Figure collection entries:
⁂
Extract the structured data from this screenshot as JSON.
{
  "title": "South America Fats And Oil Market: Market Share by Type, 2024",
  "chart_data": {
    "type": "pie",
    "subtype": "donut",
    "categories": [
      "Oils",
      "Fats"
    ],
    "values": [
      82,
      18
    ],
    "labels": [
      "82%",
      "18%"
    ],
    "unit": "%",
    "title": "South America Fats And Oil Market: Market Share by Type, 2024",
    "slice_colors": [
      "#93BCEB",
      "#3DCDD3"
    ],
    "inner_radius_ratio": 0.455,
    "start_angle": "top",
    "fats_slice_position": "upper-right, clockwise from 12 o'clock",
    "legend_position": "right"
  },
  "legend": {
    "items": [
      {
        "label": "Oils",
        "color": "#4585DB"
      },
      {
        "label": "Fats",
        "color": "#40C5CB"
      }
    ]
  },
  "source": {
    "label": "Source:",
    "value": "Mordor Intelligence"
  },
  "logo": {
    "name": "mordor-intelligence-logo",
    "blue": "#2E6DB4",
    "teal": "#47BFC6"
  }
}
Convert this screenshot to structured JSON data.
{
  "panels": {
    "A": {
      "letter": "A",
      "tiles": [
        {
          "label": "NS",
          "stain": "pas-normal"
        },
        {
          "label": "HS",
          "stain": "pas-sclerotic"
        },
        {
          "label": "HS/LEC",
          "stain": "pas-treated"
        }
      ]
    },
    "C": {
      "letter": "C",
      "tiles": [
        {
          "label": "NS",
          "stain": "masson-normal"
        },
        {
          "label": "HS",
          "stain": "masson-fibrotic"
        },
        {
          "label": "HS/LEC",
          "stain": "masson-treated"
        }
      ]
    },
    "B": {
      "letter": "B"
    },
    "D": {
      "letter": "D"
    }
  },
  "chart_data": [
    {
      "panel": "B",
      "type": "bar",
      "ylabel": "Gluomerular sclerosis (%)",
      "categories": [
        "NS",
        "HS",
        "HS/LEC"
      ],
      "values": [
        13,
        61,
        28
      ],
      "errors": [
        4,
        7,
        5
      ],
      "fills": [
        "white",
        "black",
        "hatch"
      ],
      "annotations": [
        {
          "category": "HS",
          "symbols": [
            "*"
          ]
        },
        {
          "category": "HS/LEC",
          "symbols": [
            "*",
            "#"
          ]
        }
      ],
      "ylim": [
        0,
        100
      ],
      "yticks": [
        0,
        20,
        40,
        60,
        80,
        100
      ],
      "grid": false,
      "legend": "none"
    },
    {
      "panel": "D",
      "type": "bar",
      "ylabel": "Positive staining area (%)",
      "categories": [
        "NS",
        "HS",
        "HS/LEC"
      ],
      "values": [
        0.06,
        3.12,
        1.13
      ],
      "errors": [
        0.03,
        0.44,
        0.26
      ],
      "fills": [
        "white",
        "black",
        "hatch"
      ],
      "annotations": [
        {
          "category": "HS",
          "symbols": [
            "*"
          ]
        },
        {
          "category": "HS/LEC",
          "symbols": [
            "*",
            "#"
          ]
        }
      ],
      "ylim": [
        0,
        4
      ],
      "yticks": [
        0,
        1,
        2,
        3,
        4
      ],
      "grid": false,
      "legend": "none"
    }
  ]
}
⁂
The exercise
Extract each line from the entries above that contains the string "JSON".

Exercise output
Extract the structured data from this screenshot as JSON.
Convert this screenshot to structured JSON data.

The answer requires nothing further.